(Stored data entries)

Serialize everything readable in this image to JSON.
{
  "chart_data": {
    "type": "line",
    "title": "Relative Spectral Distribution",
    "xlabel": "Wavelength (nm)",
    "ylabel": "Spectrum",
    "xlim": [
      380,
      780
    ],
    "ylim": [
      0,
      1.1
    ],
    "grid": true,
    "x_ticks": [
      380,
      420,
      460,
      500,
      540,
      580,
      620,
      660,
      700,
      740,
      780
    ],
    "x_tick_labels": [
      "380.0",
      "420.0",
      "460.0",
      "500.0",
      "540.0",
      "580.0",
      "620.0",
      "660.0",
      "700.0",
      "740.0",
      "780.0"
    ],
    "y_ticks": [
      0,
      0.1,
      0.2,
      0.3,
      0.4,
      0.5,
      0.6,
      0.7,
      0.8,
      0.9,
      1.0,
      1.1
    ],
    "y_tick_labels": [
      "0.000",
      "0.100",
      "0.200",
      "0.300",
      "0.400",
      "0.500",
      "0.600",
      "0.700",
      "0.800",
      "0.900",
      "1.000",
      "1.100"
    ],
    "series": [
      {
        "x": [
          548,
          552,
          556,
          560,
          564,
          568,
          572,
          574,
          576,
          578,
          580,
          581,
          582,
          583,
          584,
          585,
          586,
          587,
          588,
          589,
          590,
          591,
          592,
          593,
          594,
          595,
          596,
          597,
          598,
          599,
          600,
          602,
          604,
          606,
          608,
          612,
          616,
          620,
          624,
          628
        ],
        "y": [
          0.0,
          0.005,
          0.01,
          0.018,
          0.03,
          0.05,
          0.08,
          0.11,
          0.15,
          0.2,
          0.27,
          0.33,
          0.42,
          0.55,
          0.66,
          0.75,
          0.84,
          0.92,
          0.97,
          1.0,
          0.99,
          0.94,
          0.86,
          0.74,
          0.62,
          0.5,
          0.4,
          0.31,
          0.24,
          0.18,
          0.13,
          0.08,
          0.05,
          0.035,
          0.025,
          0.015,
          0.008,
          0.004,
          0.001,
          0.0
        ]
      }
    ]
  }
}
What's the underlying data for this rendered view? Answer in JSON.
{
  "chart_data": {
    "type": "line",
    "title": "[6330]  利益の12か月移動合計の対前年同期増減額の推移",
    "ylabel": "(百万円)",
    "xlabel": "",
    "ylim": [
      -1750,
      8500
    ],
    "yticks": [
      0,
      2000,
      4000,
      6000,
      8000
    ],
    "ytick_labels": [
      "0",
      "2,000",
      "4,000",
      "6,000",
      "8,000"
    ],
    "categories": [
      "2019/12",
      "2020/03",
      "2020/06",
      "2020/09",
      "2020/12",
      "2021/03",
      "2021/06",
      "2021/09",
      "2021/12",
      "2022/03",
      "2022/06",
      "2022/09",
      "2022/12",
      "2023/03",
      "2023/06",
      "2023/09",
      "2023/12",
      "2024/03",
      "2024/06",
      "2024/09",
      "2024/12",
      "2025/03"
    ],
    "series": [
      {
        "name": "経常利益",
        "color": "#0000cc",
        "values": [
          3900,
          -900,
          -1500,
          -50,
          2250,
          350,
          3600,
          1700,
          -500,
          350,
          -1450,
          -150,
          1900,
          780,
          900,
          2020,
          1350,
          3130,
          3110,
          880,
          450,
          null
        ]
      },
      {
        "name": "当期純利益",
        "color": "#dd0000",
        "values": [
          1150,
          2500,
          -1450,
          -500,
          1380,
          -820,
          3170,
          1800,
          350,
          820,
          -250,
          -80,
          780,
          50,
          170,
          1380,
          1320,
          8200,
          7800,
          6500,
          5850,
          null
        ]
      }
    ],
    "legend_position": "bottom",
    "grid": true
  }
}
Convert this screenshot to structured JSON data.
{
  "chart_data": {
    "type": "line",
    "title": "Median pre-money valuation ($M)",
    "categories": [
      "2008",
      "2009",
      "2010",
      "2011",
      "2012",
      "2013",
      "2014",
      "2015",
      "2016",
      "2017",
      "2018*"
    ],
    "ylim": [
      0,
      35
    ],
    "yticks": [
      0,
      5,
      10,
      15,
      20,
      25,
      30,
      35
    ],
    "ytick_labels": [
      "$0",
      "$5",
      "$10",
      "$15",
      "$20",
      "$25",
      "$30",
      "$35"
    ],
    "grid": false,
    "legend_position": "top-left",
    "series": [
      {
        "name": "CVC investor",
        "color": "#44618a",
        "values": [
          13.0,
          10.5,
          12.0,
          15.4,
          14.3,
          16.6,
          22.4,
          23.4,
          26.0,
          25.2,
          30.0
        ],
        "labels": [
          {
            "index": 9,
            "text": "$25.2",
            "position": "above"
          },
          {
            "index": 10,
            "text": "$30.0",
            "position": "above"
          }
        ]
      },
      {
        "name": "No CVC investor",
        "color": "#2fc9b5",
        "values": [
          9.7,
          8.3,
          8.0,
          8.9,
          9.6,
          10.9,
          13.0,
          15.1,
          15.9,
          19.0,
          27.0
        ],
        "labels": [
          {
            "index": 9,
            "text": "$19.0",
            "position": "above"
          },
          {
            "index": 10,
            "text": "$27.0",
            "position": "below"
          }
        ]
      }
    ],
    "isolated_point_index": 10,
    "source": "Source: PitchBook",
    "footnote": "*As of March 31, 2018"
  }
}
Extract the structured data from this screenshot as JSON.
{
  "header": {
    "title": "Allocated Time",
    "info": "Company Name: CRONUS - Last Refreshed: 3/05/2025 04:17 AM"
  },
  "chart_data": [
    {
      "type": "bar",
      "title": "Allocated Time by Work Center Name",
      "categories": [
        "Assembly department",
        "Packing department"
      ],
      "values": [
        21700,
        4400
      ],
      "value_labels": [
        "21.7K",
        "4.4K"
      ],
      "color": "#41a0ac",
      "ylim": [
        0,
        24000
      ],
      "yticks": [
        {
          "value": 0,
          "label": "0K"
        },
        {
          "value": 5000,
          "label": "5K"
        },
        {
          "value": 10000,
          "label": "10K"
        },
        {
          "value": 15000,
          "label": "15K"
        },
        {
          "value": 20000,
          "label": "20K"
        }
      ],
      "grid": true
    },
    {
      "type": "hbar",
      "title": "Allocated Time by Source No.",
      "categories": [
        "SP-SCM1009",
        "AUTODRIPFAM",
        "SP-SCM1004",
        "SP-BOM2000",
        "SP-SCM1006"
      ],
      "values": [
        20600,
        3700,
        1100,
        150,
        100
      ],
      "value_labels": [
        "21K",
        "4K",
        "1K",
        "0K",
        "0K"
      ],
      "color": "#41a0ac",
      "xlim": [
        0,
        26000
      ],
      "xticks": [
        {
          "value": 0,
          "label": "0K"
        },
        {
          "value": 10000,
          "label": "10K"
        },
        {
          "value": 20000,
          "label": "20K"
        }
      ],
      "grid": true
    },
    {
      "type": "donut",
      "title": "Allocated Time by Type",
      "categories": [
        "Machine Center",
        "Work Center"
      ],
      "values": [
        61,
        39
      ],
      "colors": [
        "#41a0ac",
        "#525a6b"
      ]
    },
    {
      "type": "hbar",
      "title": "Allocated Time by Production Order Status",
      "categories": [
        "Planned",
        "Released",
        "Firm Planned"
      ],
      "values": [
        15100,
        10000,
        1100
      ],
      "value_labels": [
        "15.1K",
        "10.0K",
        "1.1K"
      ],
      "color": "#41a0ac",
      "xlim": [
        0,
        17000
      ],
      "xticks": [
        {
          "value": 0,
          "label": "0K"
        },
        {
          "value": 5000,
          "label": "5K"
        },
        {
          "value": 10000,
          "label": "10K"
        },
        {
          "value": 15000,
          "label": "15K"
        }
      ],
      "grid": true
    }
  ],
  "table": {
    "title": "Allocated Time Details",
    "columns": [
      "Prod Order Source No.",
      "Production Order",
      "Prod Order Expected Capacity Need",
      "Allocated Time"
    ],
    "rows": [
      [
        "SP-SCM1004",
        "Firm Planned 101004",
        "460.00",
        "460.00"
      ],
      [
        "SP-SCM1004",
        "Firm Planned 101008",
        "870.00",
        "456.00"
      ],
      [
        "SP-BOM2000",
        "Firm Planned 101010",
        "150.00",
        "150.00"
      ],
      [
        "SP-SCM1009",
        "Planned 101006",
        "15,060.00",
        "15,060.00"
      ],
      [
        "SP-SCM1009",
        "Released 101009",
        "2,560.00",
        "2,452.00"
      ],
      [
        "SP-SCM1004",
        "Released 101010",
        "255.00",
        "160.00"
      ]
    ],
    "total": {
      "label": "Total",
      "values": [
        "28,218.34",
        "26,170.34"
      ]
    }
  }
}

EXERCISE GOAL: Look through the records and gather each line with the word "Allocated".

REPLY:
    "title": "Allocated Time",
      "title": "Allocated Time by Work Center Name",
      "title": "Allocated Time by Source No.",
      "title": "Allocated Time by Type",
      "title": "Allocated Time by Production Order Status",
    "title": "Allocated Time Details",
      "Allocated Time"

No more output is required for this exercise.